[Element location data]
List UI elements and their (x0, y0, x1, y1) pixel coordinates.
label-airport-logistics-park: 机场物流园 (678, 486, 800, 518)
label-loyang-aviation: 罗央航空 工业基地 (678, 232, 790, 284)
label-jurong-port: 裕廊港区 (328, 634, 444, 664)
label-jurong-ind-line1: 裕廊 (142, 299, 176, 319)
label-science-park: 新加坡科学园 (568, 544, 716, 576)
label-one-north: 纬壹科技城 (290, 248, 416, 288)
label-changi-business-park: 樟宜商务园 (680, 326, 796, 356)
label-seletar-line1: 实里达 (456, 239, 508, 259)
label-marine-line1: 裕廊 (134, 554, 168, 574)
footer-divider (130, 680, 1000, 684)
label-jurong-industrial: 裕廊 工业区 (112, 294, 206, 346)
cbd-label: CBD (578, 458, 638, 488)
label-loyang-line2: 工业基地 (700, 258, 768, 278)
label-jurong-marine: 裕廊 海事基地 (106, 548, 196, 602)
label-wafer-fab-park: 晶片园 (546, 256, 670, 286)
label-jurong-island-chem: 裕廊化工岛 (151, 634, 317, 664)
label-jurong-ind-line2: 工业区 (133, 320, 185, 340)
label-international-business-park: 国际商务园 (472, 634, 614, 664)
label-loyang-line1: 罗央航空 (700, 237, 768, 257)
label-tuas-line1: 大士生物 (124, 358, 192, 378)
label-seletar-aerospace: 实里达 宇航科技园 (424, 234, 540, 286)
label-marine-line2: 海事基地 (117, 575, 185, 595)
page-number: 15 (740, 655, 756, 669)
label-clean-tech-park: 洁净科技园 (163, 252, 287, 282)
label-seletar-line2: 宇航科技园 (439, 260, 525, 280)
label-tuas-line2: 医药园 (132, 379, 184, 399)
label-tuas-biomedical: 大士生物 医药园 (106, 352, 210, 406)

• Given request
List each line of the items above that contains the string "business". Case counts.

• Exercise output
label-changi-business-park: 樟宜商务园 (680, 326, 796, 356)
label-international-business-park: 国际商务园 (472, 634, 614, 664)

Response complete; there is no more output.